▶ Saved entries
○ ○ ○ ○

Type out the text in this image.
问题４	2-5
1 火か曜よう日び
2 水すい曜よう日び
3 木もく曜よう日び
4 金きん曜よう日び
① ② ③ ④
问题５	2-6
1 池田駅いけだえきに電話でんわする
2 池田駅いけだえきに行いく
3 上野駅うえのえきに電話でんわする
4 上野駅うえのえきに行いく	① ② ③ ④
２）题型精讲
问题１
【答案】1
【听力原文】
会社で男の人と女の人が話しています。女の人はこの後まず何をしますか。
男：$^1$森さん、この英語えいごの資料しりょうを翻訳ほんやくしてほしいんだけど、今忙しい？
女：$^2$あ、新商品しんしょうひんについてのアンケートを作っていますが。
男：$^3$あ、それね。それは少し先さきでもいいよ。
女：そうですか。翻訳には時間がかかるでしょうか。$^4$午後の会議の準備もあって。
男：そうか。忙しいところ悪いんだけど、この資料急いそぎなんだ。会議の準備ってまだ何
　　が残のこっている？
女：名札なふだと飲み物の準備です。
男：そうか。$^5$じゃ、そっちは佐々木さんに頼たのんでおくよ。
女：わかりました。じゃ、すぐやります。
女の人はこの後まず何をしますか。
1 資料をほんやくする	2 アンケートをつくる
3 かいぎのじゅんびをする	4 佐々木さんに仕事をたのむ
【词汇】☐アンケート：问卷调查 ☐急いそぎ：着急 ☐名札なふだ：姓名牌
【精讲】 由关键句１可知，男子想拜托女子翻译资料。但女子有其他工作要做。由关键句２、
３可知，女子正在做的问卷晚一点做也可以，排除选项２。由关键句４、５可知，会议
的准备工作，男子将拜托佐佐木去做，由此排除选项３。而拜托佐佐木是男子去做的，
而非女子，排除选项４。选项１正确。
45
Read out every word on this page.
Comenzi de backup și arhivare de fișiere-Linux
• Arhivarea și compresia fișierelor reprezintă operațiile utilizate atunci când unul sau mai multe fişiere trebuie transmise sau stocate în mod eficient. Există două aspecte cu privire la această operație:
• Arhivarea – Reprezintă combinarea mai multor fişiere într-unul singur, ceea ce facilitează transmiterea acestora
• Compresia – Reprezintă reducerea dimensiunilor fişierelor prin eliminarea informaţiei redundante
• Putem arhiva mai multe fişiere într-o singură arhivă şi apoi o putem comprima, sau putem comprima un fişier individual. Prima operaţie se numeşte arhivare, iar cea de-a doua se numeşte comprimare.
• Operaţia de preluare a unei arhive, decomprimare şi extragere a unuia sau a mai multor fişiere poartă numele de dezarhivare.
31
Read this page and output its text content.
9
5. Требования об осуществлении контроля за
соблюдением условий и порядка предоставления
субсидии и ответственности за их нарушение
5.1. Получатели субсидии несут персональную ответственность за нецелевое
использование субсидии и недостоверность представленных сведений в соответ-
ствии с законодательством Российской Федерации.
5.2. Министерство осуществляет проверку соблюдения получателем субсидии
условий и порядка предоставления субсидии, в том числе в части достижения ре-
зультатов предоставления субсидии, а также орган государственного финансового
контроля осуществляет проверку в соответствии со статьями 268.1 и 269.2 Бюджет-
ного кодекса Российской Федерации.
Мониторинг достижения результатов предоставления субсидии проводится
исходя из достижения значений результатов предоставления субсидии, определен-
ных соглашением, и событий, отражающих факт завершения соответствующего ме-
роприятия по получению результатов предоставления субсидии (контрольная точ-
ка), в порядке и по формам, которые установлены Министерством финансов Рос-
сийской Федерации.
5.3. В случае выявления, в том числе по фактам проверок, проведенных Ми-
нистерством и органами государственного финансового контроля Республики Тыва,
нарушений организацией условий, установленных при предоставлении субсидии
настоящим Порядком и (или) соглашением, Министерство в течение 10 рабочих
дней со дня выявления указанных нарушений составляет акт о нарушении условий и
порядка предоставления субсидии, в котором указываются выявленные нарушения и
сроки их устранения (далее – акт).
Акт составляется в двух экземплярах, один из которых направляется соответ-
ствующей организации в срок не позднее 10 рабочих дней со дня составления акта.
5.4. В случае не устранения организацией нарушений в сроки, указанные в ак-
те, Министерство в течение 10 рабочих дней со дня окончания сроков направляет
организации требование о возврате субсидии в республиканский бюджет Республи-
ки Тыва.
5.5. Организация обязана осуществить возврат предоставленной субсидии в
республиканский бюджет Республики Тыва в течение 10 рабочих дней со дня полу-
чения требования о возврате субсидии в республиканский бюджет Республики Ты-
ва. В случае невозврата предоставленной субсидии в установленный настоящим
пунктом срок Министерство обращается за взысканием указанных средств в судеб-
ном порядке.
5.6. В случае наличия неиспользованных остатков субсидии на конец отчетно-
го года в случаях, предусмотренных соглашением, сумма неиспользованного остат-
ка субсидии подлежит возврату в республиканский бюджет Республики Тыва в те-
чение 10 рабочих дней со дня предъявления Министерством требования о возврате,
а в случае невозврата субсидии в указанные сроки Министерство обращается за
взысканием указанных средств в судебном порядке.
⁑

○ ○ ○ ○

From the data above, gather every line that includes the word "text".

▶ Answer below
Type out the text in this image.
Read this page and output its text content.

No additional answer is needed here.